SET PROBLEM: Copy the lines holding the word "JSON", all of them.

[Stored items from a collection]
═══

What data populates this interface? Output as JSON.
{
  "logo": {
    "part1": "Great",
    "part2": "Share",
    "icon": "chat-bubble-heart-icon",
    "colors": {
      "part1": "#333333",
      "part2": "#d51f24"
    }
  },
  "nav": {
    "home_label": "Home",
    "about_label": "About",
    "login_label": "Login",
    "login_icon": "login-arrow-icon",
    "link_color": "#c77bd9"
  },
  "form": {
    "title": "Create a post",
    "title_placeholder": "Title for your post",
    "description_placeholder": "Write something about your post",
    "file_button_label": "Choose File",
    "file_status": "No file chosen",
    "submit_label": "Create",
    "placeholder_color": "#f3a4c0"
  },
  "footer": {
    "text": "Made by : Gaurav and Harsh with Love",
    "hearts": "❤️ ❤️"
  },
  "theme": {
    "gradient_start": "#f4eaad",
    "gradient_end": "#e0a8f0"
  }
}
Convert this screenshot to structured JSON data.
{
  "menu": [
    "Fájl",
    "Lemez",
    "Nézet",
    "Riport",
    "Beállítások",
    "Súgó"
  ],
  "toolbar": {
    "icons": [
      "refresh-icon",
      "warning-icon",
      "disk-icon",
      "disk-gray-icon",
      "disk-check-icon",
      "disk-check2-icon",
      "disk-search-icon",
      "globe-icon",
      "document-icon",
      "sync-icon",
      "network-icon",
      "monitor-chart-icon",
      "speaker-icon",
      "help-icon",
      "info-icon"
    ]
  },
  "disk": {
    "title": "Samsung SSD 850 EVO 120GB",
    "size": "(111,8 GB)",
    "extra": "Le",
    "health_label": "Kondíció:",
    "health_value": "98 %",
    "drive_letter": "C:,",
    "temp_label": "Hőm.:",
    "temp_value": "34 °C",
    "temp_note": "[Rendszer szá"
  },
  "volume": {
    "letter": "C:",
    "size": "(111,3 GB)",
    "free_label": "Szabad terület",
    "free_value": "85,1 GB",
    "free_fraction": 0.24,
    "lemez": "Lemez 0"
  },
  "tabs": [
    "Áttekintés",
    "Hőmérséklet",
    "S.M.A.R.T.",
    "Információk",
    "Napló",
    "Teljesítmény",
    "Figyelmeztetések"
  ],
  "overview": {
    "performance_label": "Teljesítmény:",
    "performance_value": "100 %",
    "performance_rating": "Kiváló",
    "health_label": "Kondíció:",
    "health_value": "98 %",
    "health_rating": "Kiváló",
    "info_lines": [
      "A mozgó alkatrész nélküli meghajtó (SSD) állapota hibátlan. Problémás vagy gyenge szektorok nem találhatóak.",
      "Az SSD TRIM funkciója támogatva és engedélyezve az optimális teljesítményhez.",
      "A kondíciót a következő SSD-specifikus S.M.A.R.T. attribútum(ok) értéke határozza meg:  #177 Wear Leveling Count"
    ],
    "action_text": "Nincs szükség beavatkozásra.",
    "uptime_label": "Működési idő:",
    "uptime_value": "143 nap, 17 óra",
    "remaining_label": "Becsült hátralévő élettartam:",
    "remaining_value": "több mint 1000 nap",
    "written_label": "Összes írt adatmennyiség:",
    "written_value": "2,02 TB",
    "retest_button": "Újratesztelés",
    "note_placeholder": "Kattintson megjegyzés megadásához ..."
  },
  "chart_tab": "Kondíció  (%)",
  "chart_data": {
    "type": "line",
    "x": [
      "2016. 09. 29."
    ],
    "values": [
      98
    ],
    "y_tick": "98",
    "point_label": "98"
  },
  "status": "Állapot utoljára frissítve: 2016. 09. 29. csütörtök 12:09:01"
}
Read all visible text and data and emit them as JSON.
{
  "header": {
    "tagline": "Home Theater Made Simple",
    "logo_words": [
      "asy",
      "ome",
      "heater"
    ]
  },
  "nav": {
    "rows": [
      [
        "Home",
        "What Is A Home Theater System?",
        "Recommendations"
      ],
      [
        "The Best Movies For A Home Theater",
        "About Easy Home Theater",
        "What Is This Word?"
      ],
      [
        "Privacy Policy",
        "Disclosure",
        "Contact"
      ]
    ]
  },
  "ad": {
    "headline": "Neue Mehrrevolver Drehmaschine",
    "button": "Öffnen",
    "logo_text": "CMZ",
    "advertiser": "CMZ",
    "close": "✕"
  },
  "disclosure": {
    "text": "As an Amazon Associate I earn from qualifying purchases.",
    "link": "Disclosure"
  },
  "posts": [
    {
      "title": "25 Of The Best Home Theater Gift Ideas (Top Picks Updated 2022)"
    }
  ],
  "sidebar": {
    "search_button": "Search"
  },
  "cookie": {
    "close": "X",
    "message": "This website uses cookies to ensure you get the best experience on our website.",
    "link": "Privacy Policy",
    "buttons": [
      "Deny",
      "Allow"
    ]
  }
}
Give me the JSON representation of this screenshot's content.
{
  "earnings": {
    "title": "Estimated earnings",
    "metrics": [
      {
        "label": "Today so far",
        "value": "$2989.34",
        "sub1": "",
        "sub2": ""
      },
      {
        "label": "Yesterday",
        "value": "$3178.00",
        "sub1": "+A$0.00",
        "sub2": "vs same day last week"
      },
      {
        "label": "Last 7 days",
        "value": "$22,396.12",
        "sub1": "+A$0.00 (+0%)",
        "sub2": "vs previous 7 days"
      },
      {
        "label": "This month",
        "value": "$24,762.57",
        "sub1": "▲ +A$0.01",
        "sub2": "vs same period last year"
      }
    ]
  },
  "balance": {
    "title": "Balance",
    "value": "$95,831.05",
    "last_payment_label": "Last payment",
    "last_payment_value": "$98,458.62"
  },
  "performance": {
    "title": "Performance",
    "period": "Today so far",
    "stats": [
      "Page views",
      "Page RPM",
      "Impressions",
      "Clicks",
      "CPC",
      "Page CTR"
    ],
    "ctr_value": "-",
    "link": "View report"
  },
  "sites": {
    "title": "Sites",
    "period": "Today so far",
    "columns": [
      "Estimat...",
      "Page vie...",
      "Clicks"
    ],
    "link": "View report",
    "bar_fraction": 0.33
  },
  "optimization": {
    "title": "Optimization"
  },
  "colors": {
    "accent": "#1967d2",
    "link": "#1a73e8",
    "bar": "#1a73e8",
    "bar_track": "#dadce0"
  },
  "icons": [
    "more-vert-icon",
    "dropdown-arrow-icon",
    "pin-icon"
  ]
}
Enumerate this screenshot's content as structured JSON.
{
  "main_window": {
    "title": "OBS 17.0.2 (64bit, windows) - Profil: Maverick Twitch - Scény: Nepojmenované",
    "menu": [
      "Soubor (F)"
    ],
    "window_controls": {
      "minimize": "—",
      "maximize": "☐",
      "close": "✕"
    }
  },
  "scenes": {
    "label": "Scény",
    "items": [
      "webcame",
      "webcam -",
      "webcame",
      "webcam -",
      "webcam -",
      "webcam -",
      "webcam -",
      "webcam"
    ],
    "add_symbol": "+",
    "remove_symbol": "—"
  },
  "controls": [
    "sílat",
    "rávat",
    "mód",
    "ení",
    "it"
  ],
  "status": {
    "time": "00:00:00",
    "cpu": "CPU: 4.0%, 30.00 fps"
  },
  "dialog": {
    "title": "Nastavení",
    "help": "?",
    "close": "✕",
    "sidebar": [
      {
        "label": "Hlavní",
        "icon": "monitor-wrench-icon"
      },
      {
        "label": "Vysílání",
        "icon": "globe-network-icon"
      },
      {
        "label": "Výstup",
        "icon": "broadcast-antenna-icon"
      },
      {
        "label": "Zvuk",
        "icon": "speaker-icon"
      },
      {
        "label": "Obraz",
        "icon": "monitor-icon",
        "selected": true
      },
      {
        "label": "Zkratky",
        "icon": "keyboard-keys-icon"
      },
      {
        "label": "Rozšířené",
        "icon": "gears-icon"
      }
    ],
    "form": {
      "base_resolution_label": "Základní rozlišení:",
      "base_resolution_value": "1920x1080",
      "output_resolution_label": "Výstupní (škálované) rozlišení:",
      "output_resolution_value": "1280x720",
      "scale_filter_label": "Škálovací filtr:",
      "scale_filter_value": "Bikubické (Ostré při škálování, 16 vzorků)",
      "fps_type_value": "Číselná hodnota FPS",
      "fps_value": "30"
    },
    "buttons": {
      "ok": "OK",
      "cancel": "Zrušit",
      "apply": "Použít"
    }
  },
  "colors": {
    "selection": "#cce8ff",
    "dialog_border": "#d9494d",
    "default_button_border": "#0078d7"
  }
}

═══

THE RESPONSE:
What data populates this interface? Output as JSON.
Convert this screenshot to structured JSON data.
Read all visible text and data and emit them as JSON.
Give me the JSON representation of this screenshot's content.
Enumerate this screenshot's content as structured JSON.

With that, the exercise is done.